(ENTRIES PROVIDED):
---------------
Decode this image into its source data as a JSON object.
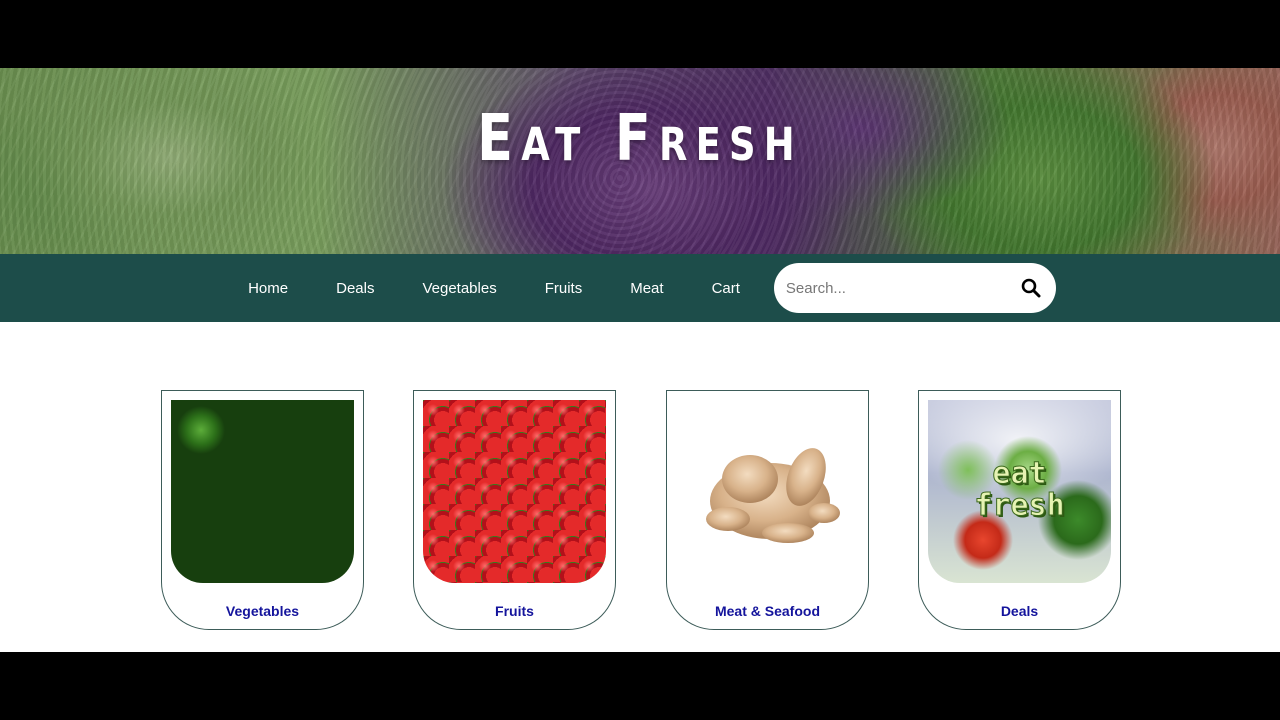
{
  "hero": {
    "title": "Eat Fresh"
  },
  "nav": {
    "links": [
      "Home",
      "Deals",
      "Vegetables",
      "Fruits",
      "Meat",
      "Cart"
    ]
  },
  "search": {
    "placeholder": "Search..."
  },
  "cards": [
    {
      "label": "Vegetables"
    },
    {
      "label": "Fruits"
    },
    {
      "label": "Meat & Seafood"
    },
    {
      "label": "Deals",
      "image_text": [
        "eat",
        "fresh"
      ]
    }
  ],
  "colors": {
    "nav_bg": "#1d4d4a",
    "card_label": "#14149c",
    "card_border": "#3d5c59"
  }
}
---------------
(TASK TO COMPLETE): With the pictures omitted, reproduce the records in full and exactly.

(SOLVED PROBLEM):
Decode this image into its source data as a JSON object.
{
  "hero": {
    "title": "Eat Fresh"
  },
  "nav": {
    "links": [
      "Home",
      "Deals",
      "Vegetables",
      "Fruits",
      "Meat",
      "Cart"
    ]
  },
  "search": {
    "placeholder": "Search..."
  },
  "cards": [
    {
      "label": "Vegetables"
    },
    {
      "label": "Fruits"
    },
    {
      "label": "Meat & Seafood"
    },
    {
      "label": "Deals",
      "image_text": [
        "eat",
        "fresh"
      ]
    }
  ],
  "colors": {
    "nav_bg": "#1d4d4a",
    "card_label": "#14149c",
    "card_border": "#3d5c59"
  }
}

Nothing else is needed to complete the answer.